Stored data
== == ==

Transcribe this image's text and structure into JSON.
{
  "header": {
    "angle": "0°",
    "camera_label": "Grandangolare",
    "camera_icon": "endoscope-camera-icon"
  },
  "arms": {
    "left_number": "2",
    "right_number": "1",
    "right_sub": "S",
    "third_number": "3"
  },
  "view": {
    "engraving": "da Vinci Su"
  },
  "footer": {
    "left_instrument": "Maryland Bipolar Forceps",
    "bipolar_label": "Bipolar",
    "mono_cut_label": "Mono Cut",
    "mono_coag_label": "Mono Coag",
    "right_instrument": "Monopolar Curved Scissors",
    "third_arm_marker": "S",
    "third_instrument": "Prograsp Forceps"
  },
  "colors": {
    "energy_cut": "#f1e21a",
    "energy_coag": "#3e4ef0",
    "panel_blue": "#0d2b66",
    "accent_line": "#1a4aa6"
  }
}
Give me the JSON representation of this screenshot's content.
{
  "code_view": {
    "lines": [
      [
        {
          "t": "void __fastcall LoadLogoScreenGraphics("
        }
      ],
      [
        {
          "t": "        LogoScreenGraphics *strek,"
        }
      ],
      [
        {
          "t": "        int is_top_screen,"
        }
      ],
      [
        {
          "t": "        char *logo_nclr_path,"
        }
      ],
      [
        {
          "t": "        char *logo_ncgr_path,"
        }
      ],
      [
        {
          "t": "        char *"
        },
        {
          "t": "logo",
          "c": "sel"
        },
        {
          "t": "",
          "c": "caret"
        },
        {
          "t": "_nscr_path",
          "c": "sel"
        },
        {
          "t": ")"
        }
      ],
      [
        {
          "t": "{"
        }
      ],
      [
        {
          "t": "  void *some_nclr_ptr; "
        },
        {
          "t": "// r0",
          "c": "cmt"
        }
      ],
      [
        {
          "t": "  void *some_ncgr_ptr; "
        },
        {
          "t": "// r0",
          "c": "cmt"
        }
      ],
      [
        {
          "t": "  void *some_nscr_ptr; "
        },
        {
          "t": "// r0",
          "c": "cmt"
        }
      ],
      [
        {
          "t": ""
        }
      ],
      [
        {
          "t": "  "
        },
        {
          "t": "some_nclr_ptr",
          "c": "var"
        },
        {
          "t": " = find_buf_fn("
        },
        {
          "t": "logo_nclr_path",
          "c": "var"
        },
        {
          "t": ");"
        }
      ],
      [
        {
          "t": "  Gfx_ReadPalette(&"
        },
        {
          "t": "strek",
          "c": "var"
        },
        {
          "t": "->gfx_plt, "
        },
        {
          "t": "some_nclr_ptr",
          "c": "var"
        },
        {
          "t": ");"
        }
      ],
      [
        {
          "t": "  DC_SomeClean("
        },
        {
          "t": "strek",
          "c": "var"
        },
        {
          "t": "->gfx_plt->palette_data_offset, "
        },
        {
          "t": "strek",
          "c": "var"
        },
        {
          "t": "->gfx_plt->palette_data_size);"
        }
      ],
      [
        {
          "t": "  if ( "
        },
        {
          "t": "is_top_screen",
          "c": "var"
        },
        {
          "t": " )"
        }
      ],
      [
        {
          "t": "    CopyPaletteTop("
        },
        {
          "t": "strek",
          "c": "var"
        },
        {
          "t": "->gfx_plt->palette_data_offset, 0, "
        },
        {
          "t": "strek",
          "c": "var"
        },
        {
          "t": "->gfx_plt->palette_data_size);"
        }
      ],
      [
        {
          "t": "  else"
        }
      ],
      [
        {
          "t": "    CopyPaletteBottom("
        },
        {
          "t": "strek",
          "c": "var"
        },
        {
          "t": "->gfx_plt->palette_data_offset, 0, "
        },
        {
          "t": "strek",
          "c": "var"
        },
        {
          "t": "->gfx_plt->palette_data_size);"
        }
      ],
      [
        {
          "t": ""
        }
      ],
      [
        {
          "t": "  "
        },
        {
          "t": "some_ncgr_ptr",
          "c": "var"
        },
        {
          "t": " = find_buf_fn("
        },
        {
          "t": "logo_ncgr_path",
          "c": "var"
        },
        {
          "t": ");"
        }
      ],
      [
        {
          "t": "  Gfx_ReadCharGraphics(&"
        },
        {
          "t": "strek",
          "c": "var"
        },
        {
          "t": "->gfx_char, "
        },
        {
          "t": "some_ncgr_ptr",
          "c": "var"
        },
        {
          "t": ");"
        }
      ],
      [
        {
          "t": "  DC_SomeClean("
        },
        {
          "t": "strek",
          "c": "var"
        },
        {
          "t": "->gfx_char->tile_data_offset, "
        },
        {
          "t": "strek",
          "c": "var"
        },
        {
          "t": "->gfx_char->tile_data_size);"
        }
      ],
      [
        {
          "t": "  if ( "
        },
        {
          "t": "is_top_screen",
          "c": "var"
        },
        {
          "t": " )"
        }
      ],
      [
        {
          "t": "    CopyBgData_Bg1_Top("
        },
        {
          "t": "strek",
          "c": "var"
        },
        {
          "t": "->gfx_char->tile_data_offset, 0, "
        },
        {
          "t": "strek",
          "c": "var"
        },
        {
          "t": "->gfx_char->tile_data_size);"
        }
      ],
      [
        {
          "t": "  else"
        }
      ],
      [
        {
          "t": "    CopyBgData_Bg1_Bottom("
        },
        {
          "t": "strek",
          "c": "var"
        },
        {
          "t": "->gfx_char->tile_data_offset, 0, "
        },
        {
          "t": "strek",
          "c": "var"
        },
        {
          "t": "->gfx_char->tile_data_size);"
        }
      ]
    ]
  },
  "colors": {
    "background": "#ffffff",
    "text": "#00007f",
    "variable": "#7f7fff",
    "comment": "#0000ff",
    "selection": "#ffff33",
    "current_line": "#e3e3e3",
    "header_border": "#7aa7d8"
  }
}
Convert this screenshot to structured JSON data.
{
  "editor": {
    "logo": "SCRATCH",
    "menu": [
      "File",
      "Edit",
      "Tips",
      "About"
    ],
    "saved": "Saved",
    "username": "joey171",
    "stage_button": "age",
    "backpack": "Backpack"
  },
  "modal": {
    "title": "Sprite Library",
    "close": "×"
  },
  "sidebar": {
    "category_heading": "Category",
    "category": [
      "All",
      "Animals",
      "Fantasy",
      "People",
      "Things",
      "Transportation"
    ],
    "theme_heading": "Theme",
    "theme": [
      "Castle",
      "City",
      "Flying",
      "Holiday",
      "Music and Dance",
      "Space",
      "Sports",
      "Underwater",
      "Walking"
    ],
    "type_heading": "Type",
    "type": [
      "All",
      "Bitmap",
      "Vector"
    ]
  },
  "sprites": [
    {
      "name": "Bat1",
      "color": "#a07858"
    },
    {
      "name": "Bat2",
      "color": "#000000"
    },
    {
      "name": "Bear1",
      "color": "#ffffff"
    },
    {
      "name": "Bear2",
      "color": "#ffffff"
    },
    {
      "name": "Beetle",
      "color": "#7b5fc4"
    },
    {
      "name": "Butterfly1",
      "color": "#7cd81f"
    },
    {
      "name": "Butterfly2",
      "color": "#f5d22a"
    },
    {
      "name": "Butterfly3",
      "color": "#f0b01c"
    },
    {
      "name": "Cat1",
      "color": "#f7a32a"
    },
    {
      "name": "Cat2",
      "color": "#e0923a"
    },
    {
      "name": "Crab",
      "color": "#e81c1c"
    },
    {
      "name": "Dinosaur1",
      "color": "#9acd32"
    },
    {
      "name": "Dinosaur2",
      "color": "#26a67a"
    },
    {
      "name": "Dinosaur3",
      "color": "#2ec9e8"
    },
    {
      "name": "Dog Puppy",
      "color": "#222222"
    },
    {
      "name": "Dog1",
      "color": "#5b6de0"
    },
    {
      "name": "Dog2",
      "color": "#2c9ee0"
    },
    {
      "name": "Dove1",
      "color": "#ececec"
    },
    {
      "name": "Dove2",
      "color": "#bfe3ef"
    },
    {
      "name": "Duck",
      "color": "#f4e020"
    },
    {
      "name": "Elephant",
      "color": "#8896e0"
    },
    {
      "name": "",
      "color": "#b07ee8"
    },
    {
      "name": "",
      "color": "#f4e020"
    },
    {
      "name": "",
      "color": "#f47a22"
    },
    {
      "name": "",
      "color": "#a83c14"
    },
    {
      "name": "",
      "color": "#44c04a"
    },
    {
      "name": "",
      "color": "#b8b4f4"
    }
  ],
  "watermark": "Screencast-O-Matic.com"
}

== == ==

[GIVEN INSTRUCTION]: Scan the material and collect every line that contains "text".

[RESULT OF THIS TASK]:
Transcribe this image's text and structure into JSON.
    "text": "#00007f",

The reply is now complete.